## Exercise goal
Write out all the entries word for word, but skip any images.

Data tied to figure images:
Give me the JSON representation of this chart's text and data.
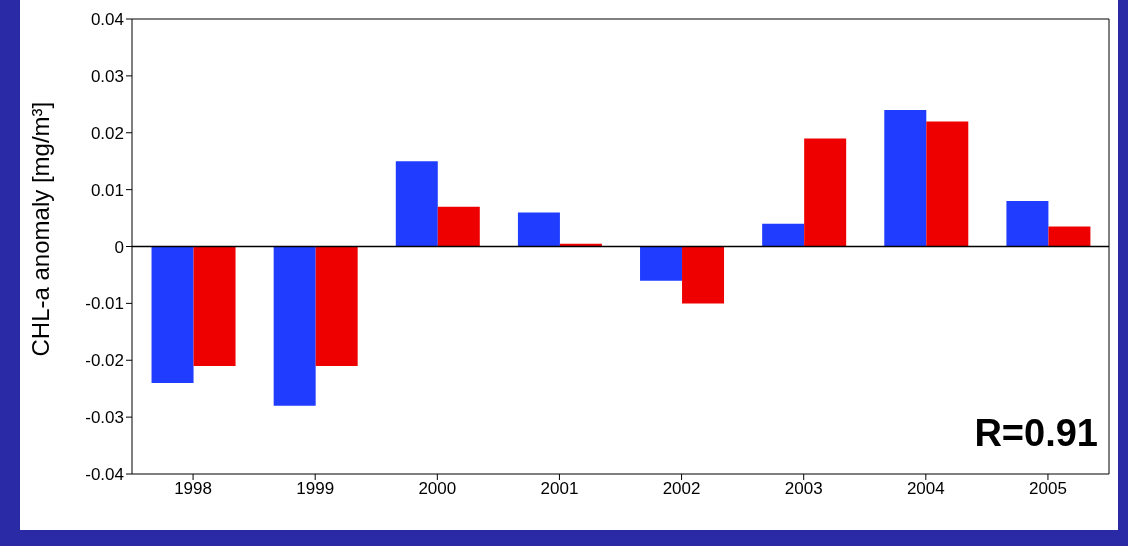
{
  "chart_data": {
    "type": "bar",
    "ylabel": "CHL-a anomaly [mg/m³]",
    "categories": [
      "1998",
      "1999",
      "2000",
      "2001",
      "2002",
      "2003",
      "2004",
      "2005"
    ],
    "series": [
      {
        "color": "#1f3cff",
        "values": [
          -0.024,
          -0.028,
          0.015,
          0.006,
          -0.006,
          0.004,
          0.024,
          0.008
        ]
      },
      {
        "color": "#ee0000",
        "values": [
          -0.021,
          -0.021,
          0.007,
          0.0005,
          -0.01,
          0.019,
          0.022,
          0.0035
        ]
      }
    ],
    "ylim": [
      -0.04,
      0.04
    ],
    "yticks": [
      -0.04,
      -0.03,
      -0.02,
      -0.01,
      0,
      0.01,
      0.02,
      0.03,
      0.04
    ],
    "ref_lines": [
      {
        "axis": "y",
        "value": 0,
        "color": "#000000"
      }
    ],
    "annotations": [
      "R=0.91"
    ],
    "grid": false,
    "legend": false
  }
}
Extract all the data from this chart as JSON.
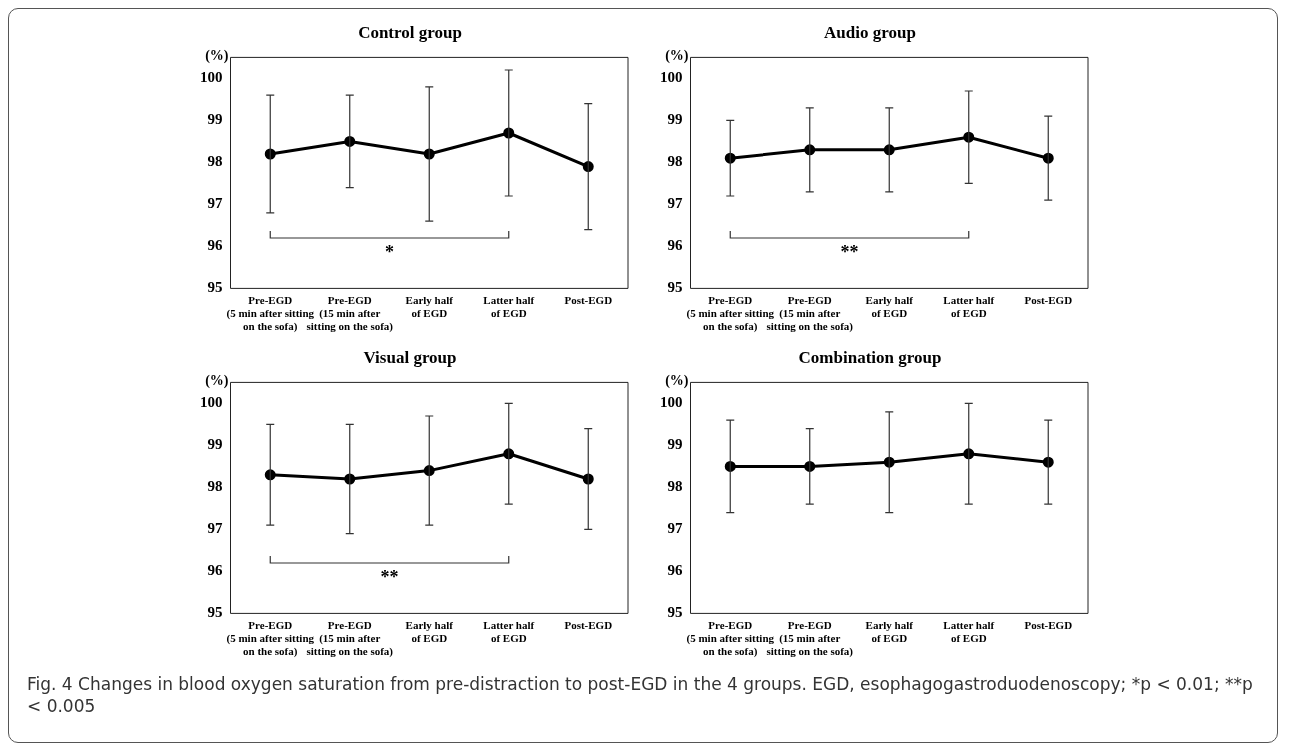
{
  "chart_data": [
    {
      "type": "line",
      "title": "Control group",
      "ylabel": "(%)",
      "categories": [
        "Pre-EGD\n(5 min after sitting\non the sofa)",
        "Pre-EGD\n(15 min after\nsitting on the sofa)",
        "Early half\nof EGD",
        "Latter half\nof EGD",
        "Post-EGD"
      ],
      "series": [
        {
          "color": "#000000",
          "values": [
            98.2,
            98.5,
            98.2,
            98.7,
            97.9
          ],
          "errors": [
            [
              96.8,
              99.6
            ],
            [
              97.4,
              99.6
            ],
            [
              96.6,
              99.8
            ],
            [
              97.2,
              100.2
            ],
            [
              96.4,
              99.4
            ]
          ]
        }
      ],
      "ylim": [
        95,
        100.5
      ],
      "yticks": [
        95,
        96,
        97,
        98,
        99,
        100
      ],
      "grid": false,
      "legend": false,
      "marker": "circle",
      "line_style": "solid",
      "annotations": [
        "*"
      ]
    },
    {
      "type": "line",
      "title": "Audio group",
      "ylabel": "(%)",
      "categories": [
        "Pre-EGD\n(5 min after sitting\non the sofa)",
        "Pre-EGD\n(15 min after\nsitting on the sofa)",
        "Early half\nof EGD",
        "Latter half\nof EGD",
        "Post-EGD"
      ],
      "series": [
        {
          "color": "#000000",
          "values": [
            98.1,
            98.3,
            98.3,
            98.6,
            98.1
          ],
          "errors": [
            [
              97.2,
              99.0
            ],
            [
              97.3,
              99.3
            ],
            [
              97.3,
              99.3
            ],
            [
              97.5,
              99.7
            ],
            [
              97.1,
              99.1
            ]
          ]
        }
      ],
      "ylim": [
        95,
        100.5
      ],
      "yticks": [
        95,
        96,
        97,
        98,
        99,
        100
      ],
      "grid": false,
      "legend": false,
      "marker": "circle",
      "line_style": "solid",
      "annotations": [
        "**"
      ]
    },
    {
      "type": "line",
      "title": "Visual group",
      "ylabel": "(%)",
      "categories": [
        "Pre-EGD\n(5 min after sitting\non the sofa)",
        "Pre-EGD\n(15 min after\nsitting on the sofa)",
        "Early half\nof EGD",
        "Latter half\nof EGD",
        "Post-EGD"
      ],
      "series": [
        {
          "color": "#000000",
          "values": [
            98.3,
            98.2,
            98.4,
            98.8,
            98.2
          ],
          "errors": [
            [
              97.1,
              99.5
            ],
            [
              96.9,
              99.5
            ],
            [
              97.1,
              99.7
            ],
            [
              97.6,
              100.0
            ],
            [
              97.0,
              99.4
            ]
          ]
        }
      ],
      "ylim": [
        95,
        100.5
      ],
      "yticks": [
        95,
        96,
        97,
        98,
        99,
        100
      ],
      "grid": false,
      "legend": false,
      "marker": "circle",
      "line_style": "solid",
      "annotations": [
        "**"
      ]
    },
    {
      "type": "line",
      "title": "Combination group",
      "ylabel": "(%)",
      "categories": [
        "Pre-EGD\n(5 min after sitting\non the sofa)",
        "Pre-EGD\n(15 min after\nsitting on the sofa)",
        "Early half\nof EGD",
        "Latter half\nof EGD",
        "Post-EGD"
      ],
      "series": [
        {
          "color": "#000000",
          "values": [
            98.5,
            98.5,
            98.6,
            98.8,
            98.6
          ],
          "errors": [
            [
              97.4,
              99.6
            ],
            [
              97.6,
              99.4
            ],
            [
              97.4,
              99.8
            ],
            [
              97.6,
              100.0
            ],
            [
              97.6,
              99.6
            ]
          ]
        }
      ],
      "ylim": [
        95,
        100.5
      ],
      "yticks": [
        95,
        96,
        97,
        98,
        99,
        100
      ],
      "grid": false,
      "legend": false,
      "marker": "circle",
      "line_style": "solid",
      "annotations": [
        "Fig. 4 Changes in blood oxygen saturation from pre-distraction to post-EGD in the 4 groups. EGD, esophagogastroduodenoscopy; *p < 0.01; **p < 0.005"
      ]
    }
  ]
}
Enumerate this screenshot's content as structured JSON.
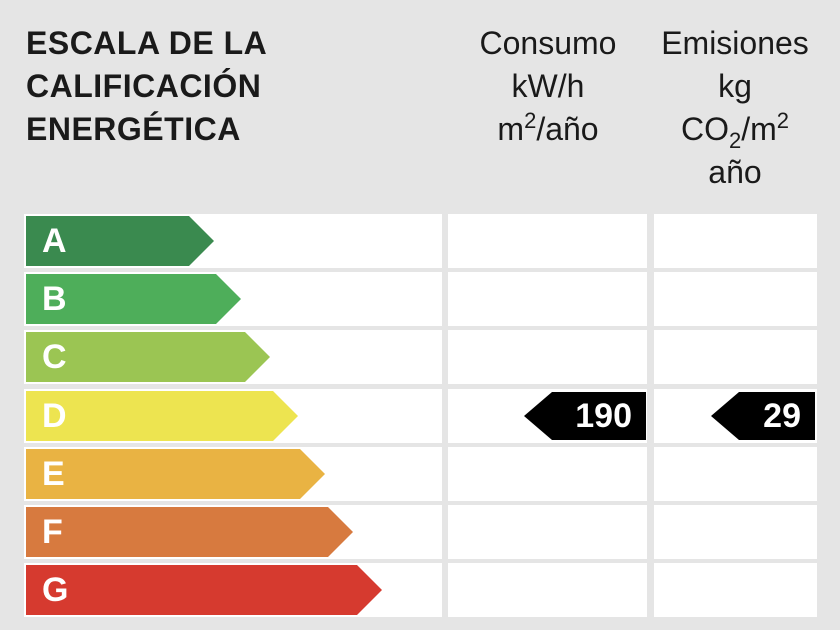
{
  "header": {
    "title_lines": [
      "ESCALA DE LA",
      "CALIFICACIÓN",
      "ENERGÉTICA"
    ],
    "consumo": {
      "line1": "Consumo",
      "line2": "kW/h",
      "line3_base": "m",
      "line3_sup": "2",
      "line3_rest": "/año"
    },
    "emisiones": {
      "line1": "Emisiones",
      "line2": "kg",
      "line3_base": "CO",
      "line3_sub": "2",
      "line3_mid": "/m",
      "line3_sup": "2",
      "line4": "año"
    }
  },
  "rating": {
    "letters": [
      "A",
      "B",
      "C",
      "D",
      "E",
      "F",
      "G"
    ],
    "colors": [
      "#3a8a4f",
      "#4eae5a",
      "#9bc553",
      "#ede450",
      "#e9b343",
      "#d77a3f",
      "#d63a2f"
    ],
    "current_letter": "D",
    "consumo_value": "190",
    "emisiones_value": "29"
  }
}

## Solution to the exercise
Give me the JSON representation of this chart's text and data.
{
  "chart_data": {
    "type": "bar",
    "ylabel": "CHL-a anomaly [mg/m³]",
    "categories": [
      "1998",
      "1999",
      "2000",
      "2001",
      "2002",
      "2003",
      "2004",
      "2005"
    ],
    "series": [
      {
        "color": "#1f3cff",
        "values": [
          -0.024,
          -0.028,
          0.015,
          0.006,
          -0.006,
          0.004,
          0.024,
          0.008
        ]
      },
      {
        "color": "#ee0000",
        "values": [
          -0.021,
          -0.021,
          0.007,
          0.0005,
          -0.01,
          0.019,
          0.022,
          0.0035
        ]
      }
    ],
    "ylim": [
      -0.04,
      0.04
    ],
    "yticks": [
      -0.04,
      -0.03,
      -0.02,
      -0.01,
      0,
      0.01,
      0.02,
      0.03,
      0.04
    ],
    "ref_lines": [
      {
        "axis": "y",
        "value": 0,
        "color": "#000000"
      }
    ],
    "annotations": [
      "R=0.91"
    ],
    "grid": false,
    "legend": false
  }
}
Extract all the data from this chart as JSON.
{
  "chart_data": [
    {
      "type": "line",
      "title": "Control group",
      "ylabel": "(%)",
      "categories": [
        "Pre-EGD\n(5 min after sitting\non the sofa)",
        "Pre-EGD\n(15 min after\nsitting on the sofa)",
        "Early half\nof EGD",
        "Latter half\nof EGD",
        "Post-EGD"
      ],
      "series": [
        {
          "color": "#000000",
          "values": [
            98.2,
            98.5,
            98.2,
            98.7,
            97.9
          ],
          "errors": [
            [
              96.8,
              99.6
            ],
            [
              97.4,
              99.6
            ],
            [
              96.6,
              99.8
            ],
            [
              97.2,
              100.2
            ],
            [
              96.4,
              99.4
            ]
          ]
        }
      ],
      "ylim": [
        95,
        100.5
      ],
      "yticks": [
        95,
        96,
        97,
        98,
        99,
        100
      ],
      "grid": false,
      "legend": false,
      "marker": "circle",
      "line_style": "solid",
      "annotations": [
        "*"
      ]
    },
    {
      "type": "line",
      "title": "Audio group",
      "ylabel": "(%)",
      "categories": [
        "Pre-EGD\n(5 min after sitting\non the sofa)",
        "Pre-EGD\n(15 min after\nsitting on the sofa)",
        "Early half\nof EGD",
        "Latter half\nof EGD",
        "Post-EGD"
      ],
      "series": [
        {
          "color": "#000000",
          "values": [
            98.1,
            98.3,
            98.3,
            98.6,
            98.1
          ],
          "errors": [
            [
              97.2,
              99.0
            ],
            [
              97.3,
              99.3
            ],
            [
              97.3,
              99.3
            ],
            [
              97.5,
              99.7
            ],
            [
              97.1,
              99.1
            ]
          ]
        }
      ],
      "ylim": [
        95,
        100.5
      ],
      "yticks": [
        95,
        96,
        97,
        98,
        99,
        100
      ],
      "grid": false,
      "legend": false,
      "marker": "circle",
      "line_style": "solid",
      "annotations": [
        "**"
      ]
    },
    {
      "type": "line",
      "title": "Visual group",
      "ylabel": "(%)",
      "categories": [
        "Pre-EGD\n(5 min after sitting\non the sofa)",
        "Pre-EGD\n(15 min after\nsitting on the sofa)",
        "Early half\nof EGD",
        "Latter half\nof EGD",
        "Post-EGD"
      ],
      "series": [
        {
          "color": "#000000",
          "values": [
            98.3,
            98.2,
            98.4,
            98.8,
            98.2
          ],
          "errors": [
            [
              97.1,
              99.5
            ],
            [
              96.9,
              99.5
            ],
            [
              97.1,
              99.7
            ],
            [
              97.6,
              100.0
            ],
            [
              97.0,
              99.4
            ]
          ]
        }
      ],
      "ylim": [
        95,
        100.5
      ],
      "yticks": [
        95,
        96,
        97,
        98,
        99,
        100
      ],
      "grid": false,
      "legend": false,
      "marker": "circle",
      "line_style": "solid",
      "annotations": [
        "**"
      ]
    },
    {
      "type": "line",
      "title": "Combination group",
      "ylabel": "(%)",
      "categories": [
        "Pre-EGD\n(5 min after sitting\non the sofa)",
        "Pre-EGD\n(15 min after\nsitting on the sofa)",
        "Early half\nof EGD",
        "Latter half\nof EGD",
        "Post-EGD"
      ],
      "series": [
        {
          "color": "#000000",
          "values": [
            98.5,
            98.5,
            98.6,
            98.8,
            98.6
          ],
          "errors": [
            [
              97.4,
              99.6
            ],
            [
              97.6,
              99.4
            ],
            [
              97.4,
              99.8
            ],
            [
              97.6,
              100.0
            ],
            [
              97.6,
              99.6
            ]
          ]
        }
      ],
      "ylim": [
        95,
        100.5
      ],
      "yticks": [
        95,
        96,
        97,
        98,
        99,
        100
      ],
      "grid": false,
      "legend": false,
      "marker": "circle",
      "line_style": "solid",
      "annotations": [
        "Fig. 4 Changes in blood oxygen saturation from pre-distraction to post-EGD in the 4 groups. EGD, esophagogastroduodenoscopy; *p < 0.01; **p < 0.005"
      ]
    }
  ]
}
Enumerate this screenshot's content as structured JSON.
{
  "header": {
    "title_lines": [
      "ESCALA DE LA",
      "CALIFICACIÓN",
      "ENERGÉTICA"
    ],
    "consumo": {
      "line1": "Consumo",
      "line2": "kW/h",
      "line3_base": "m",
      "line3_sup": "2",
      "line3_rest": "/año"
    },
    "emisiones": {
      "line1": "Emisiones",
      "line2": "kg",
      "line3_base": "CO",
      "line3_sub": "2",
      "line3_mid": "/m",
      "line3_sup": "2",
      "line4": "año"
    }
  },
  "rating": {
    "letters": [
      "A",
      "B",
      "C",
      "D",
      "E",
      "F",
      "G"
    ],
    "colors": [
      "#3a8a4f",
      "#4eae5a",
      "#9bc553",
      "#ede450",
      "#e9b343",
      "#d77a3f",
      "#d63a2f"
    ],
    "current_letter": "D",
    "consumo_value": "190",
    "emisiones_value": "29"
  }
}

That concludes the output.